Given request — Pull out every line below that holds the word "electrons".

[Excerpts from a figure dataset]
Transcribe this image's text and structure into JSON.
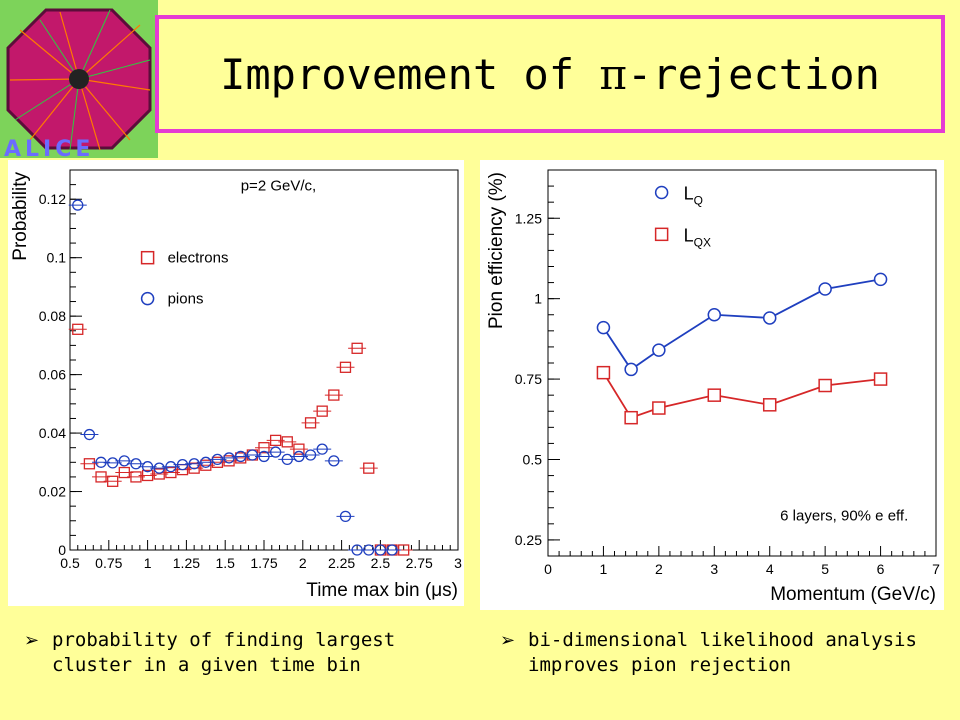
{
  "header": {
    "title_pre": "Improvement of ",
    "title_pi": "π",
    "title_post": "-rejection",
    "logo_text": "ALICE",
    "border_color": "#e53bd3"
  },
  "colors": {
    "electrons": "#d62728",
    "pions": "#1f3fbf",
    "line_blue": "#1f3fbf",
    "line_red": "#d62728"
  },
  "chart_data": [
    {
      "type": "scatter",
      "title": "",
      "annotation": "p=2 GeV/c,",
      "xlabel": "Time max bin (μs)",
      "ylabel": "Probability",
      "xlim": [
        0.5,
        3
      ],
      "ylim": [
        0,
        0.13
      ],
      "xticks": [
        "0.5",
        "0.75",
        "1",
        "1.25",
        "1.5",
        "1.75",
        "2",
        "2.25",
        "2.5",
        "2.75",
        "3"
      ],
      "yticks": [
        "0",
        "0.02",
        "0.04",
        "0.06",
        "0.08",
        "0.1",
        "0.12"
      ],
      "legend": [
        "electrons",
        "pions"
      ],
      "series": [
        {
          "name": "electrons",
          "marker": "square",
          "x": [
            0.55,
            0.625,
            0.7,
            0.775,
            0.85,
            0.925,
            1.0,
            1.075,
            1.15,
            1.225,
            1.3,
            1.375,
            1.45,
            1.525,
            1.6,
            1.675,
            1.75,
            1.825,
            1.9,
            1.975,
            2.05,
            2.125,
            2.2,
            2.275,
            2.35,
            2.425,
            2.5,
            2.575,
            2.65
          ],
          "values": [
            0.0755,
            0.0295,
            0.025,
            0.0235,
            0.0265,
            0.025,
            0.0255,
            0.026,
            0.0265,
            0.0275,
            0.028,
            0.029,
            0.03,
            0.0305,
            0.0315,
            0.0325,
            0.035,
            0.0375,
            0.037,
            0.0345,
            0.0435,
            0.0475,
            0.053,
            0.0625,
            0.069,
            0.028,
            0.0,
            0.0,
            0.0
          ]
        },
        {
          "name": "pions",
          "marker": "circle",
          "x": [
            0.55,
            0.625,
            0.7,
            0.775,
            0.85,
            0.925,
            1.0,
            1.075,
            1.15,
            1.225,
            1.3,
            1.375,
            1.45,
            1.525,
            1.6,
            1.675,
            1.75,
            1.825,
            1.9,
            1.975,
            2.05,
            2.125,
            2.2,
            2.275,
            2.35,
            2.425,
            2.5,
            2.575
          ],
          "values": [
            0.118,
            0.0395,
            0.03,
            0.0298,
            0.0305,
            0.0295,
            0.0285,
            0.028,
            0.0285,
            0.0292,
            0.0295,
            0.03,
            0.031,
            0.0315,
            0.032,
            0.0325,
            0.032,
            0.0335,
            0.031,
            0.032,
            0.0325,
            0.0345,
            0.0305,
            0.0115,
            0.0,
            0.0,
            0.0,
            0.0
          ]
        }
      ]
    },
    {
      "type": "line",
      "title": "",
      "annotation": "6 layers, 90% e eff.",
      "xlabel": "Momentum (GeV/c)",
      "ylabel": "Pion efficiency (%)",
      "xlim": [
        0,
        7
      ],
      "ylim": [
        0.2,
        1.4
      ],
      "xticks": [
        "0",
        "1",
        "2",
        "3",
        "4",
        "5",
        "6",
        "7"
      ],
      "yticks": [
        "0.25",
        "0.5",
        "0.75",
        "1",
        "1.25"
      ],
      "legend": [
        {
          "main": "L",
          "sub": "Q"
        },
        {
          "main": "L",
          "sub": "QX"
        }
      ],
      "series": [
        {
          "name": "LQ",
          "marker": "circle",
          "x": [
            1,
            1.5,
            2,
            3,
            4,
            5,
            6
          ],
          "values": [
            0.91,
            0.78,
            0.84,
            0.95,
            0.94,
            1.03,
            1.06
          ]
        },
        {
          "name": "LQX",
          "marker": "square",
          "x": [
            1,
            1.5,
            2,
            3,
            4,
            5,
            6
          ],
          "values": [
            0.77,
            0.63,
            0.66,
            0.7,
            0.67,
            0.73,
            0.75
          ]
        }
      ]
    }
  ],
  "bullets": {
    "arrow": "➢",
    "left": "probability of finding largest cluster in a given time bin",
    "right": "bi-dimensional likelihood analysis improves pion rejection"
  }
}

Full answer —
    "electrons": "#d62728",
        "electrons",
          "name": "electrons",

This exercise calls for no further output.